(Records about charts and figures)
____

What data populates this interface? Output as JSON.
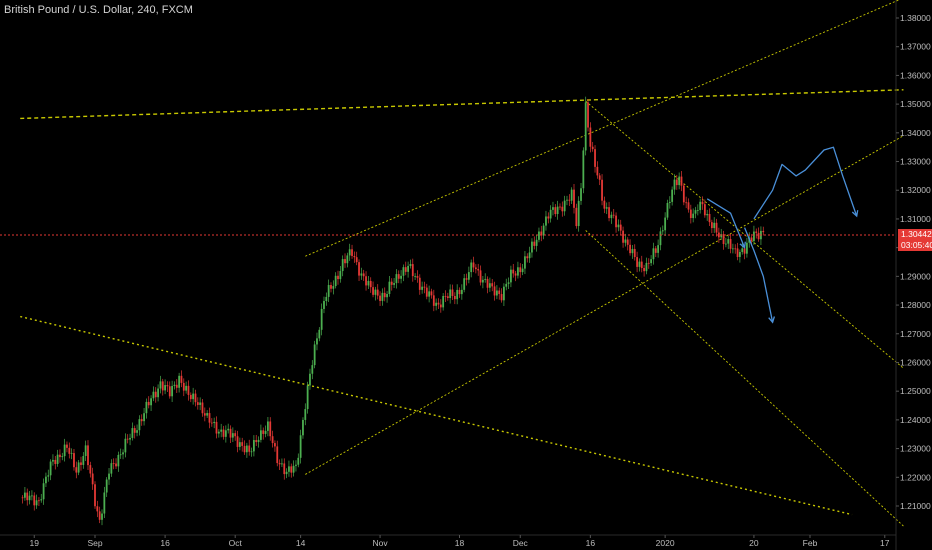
{
  "header": {
    "title": "British Pound / U.S. Dollar, 240, FXCM"
  },
  "last_price": {
    "value": "1.30442",
    "countdown": "03:05:40",
    "color": "#e53935",
    "level": 1.30442
  },
  "colors": {
    "up": "#4caf50",
    "down": "#e53935",
    "trend": "#c8c800",
    "forecast": "#4a90d9",
    "background": "#000000"
  },
  "chart_data": {
    "type": "candlestick",
    "title": "British Pound / U.S. Dollar, 240, FXCM",
    "ylim": [
      1.202,
      1.387
    ],
    "y_ticks": [
      "1.38000",
      "1.37000",
      "1.36000",
      "1.35000",
      "1.34000",
      "1.33000",
      "1.32000",
      "1.31000",
      "1.30000",
      "1.29000",
      "1.28000",
      "1.27000",
      "1.26000",
      "1.25000",
      "1.24000",
      "1.23000",
      "1.22000",
      "1.21000"
    ],
    "y_tick_values": [
      1.38,
      1.37,
      1.36,
      1.35,
      1.34,
      1.33,
      1.32,
      1.31,
      1.3,
      1.29,
      1.28,
      1.27,
      1.26,
      1.25,
      1.24,
      1.23,
      1.22,
      1.21
    ],
    "x_ticks": [
      "19",
      "Sep",
      "16",
      "Oct",
      "14",
      "Nov",
      "18",
      "Dec",
      "16",
      "2020",
      "20",
      "Feb",
      "17"
    ],
    "x_tick_days": [
      -13,
      0,
      15,
      30,
      44,
      61,
      78,
      91,
      106,
      122,
      141,
      153,
      169
    ],
    "xlim_days": [
      -16,
      173
    ],
    "price_path": [
      [
        -16,
        1.213
      ],
      [
        -12,
        1.212
      ],
      [
        -9,
        1.226
      ],
      [
        -6,
        1.23
      ],
      [
        -4,
        1.223
      ],
      [
        -2,
        1.229
      ],
      [
        0,
        1.212
      ],
      [
        1,
        1.205
      ],
      [
        3,
        1.222
      ],
      [
        6,
        1.23
      ],
      [
        9,
        1.238
      ],
      [
        12,
        1.247
      ],
      [
        14,
        1.253
      ],
      [
        16,
        1.249
      ],
      [
        18,
        1.255
      ],
      [
        20,
        1.248
      ],
      [
        22,
        1.247
      ],
      [
        24,
        1.24
      ],
      [
        27,
        1.236
      ],
      [
        30,
        1.234
      ],
      [
        33,
        1.228
      ],
      [
        35,
        1.235
      ],
      [
        37,
        1.237
      ],
      [
        39,
        1.227
      ],
      [
        41,
        1.221
      ],
      [
        43,
        1.224
      ],
      [
        45,
        1.245
      ],
      [
        47,
        1.265
      ],
      [
        49,
        1.282
      ],
      [
        51,
        1.287
      ],
      [
        53,
        1.295
      ],
      [
        55,
        1.298
      ],
      [
        57,
        1.291
      ],
      [
        59,
        1.285
      ],
      [
        62,
        1.283
      ],
      [
        65,
        1.291
      ],
      [
        67,
        1.293
      ],
      [
        69,
        1.289
      ],
      [
        71,
        1.284
      ],
      [
        73,
        1.28
      ],
      [
        75,
        1.283
      ],
      [
        77,
        1.283
      ],
      [
        79,
        1.288
      ],
      [
        81,
        1.294
      ],
      [
        83,
        1.289
      ],
      [
        85,
        1.285
      ],
      [
        87,
        1.284
      ],
      [
        89,
        1.29
      ],
      [
        91,
        1.293
      ],
      [
        93,
        1.298
      ],
      [
        95,
        1.305
      ],
      [
        97,
        1.311
      ],
      [
        99,
        1.314
      ],
      [
        101,
        1.316
      ],
      [
        102,
        1.318
      ],
      [
        103,
        1.309
      ],
      [
        104,
        1.322
      ],
      [
        105,
        1.349
      ],
      [
        106,
        1.335
      ],
      [
        107,
        1.329
      ],
      [
        108,
        1.323
      ],
      [
        109,
        1.314
      ],
      [
        110,
        1.311
      ],
      [
        112,
        1.308
      ],
      [
        114,
        1.3
      ],
      [
        116,
        1.295
      ],
      [
        118,
        1.293
      ],
      [
        120,
        1.299
      ],
      [
        122,
        1.311
      ],
      [
        124,
        1.322
      ],
      [
        125,
        1.325
      ],
      [
        126,
        1.318
      ],
      [
        127,
        1.312
      ],
      [
        128,
        1.31
      ],
      [
        129,
        1.315
      ],
      [
        130,
        1.316
      ],
      [
        131,
        1.31
      ],
      [
        132,
        1.307
      ],
      [
        133,
        1.306
      ],
      [
        135,
        1.302
      ],
      [
        137,
        1.298
      ],
      [
        139,
        1.3
      ],
      [
        141,
        1.304
      ],
      [
        143,
        1.306
      ]
    ],
    "drawings": {
      "channel_upper": {
        "from": [
          45,
          1.297
        ],
        "to": [
          173,
          1.387
        ]
      },
      "channel_lower": {
        "from": [
          45,
          1.221
        ],
        "to": [
          173,
          1.339
        ]
      },
      "down_channel_upper": {
        "from": [
          105,
          1.351
        ],
        "to": [
          173,
          1.258
        ]
      },
      "down_channel_lower": {
        "from": [
          105,
          1.306
        ],
        "to": [
          173,
          1.203
        ]
      },
      "horizontal_ray": {
        "from": [
          -16,
          1.345
        ],
        "to": [
          173,
          1.355
        ]
      },
      "long_trendline": {
        "from": [
          -16,
          1.276
        ],
        "to": [
          162,
          1.207
        ]
      },
      "forecast_1": [
        [
          131,
          1.317
        ],
        [
          136,
          1.312
        ],
        [
          139,
          1.3
        ]
      ],
      "forecast_2": [
        [
          139,
          1.307
        ],
        [
          141,
          1.299
        ],
        [
          143,
          1.29
        ],
        [
          145,
          1.274
        ]
      ],
      "forecast_3": [
        [
          141,
          1.31
        ],
        [
          145,
          1.32
        ],
        [
          147,
          1.329
        ],
        [
          150,
          1.325
        ],
        [
          152,
          1.327
        ],
        [
          156,
          1.334
        ],
        [
          158,
          1.335
        ],
        [
          160,
          1.325
        ],
        [
          163,
          1.311
        ]
      ]
    }
  }
}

____

Set down the records in full and exactly. Do not carry over any image.

> [Response to the task]:
What data populates this interface? Output as JSON.
{
  "header": {
    "title": "British Pound / U.S. Dollar, 240, FXCM"
  },
  "last_price": {
    "value": "1.30442",
    "countdown": "03:05:40",
    "color": "#e53935",
    "level": 1.30442
  },
  "colors": {
    "up": "#4caf50",
    "down": "#e53935",
    "trend": "#c8c800",
    "forecast": "#4a90d9",
    "background": "#000000"
  },
  "chart_data": {
    "type": "candlestick",
    "title": "British Pound / U.S. Dollar, 240, FXCM",
    "ylim": [
      1.202,
      1.387
    ],
    "y_ticks": [
      "1.38000",
      "1.37000",
      "1.36000",
      "1.35000",
      "1.34000",
      "1.33000",
      "1.32000",
      "1.31000",
      "1.30000",
      "1.29000",
      "1.28000",
      "1.27000",
      "1.26000",
      "1.25000",
      "1.24000",
      "1.23000",
      "1.22000",
      "1.21000"
    ],
    "y_tick_values": [
      1.38,
      1.37,
      1.36,
      1.35,
      1.34,
      1.33,
      1.32,
      1.31,
      1.3,
      1.29,
      1.28,
      1.27,
      1.26,
      1.25,
      1.24,
      1.23,
      1.22,
      1.21
    ],
    "x_ticks": [
      "19",
      "Sep",
      "16",
      "Oct",
      "14",
      "Nov",
      "18",
      "Dec",
      "16",
      "2020",
      "20",
      "Feb",
      "17"
    ],
    "x_tick_days": [
      -13,
      0,
      15,
      30,
      44,
      61,
      78,
      91,
      106,
      122,
      141,
      153,
      169
    ],
    "xlim_days": [
      -16,
      173
    ],
    "price_path": [
      [
        -16,
        1.213
      ],
      [
        -12,
        1.212
      ],
      [
        -9,
        1.226
      ],
      [
        -6,
        1.23
      ],
      [
        -4,
        1.223
      ],
      [
        -2,
        1.229
      ],
      [
        0,
        1.212
      ],
      [
        1,
        1.205
      ],
      [
        3,
        1.222
      ],
      [
        6,
        1.23
      ],
      [
        9,
        1.238
      ],
      [
        12,
        1.247
      ],
      [
        14,
        1.253
      ],
      [
        16,
        1.249
      ],
      [
        18,
        1.255
      ],
      [
        20,
        1.248
      ],
      [
        22,
        1.247
      ],
      [
        24,
        1.24
      ],
      [
        27,
        1.236
      ],
      [
        30,
        1.234
      ],
      [
        33,
        1.228
      ],
      [
        35,
        1.235
      ],
      [
        37,
        1.237
      ],
      [
        39,
        1.227
      ],
      [
        41,
        1.221
      ],
      [
        43,
        1.224
      ],
      [
        45,
        1.245
      ],
      [
        47,
        1.265
      ],
      [
        49,
        1.282
      ],
      [
        51,
        1.287
      ],
      [
        53,
        1.295
      ],
      [
        55,
        1.298
      ],
      [
        57,
        1.291
      ],
      [
        59,
        1.285
      ],
      [
        62,
        1.283
      ],
      [
        65,
        1.291
      ],
      [
        67,
        1.293
      ],
      [
        69,
        1.289
      ],
      [
        71,
        1.284
      ],
      [
        73,
        1.28
      ],
      [
        75,
        1.283
      ],
      [
        77,
        1.283
      ],
      [
        79,
        1.288
      ],
      [
        81,
        1.294
      ],
      [
        83,
        1.289
      ],
      [
        85,
        1.285
      ],
      [
        87,
        1.284
      ],
      [
        89,
        1.29
      ],
      [
        91,
        1.293
      ],
      [
        93,
        1.298
      ],
      [
        95,
        1.305
      ],
      [
        97,
        1.311
      ],
      [
        99,
        1.314
      ],
      [
        101,
        1.316
      ],
      [
        102,
        1.318
      ],
      [
        103,
        1.309
      ],
      [
        104,
        1.322
      ],
      [
        105,
        1.349
      ],
      [
        106,
        1.335
      ],
      [
        107,
        1.329
      ],
      [
        108,
        1.323
      ],
      [
        109,
        1.314
      ],
      [
        110,
        1.311
      ],
      [
        112,
        1.308
      ],
      [
        114,
        1.3
      ],
      [
        116,
        1.295
      ],
      [
        118,
        1.293
      ],
      [
        120,
        1.299
      ],
      [
        122,
        1.311
      ],
      [
        124,
        1.322
      ],
      [
        125,
        1.325
      ],
      [
        126,
        1.318
      ],
      [
        127,
        1.312
      ],
      [
        128,
        1.31
      ],
      [
        129,
        1.315
      ],
      [
        130,
        1.316
      ],
      [
        131,
        1.31
      ],
      [
        132,
        1.307
      ],
      [
        133,
        1.306
      ],
      [
        135,
        1.302
      ],
      [
        137,
        1.298
      ],
      [
        139,
        1.3
      ],
      [
        141,
        1.304
      ],
      [
        143,
        1.306
      ]
    ],
    "drawings": {
      "channel_upper": {
        "from": [
          45,
          1.297
        ],
        "to": [
          173,
          1.387
        ]
      },
      "channel_lower": {
        "from": [
          45,
          1.221
        ],
        "to": [
          173,
          1.339
        ]
      },
      "down_channel_upper": {
        "from": [
          105,
          1.351
        ],
        "to": [
          173,
          1.258
        ]
      },
      "down_channel_lower": {
        "from": [
          105,
          1.306
        ],
        "to": [
          173,
          1.203
        ]
      },
      "horizontal_ray": {
        "from": [
          -16,
          1.345
        ],
        "to": [
          173,
          1.355
        ]
      },
      "long_trendline": {
        "from": [
          -16,
          1.276
        ],
        "to": [
          162,
          1.207
        ]
      },
      "forecast_1": [
        [
          131,
          1.317
        ],
        [
          136,
          1.312
        ],
        [
          139,
          1.3
        ]
      ],
      "forecast_2": [
        [
          139,
          1.307
        ],
        [
          141,
          1.299
        ],
        [
          143,
          1.29
        ],
        [
          145,
          1.274
        ]
      ],
      "forecast_3": [
        [
          141,
          1.31
        ],
        [
          145,
          1.32
        ],
        [
          147,
          1.329
        ],
        [
          150,
          1.325
        ],
        [
          152,
          1.327
        ],
        [
          156,
          1.334
        ],
        [
          158,
          1.335
        ],
        [
          160,
          1.325
        ],
        [
          163,
          1.311
        ]
      ]
    }
  }
}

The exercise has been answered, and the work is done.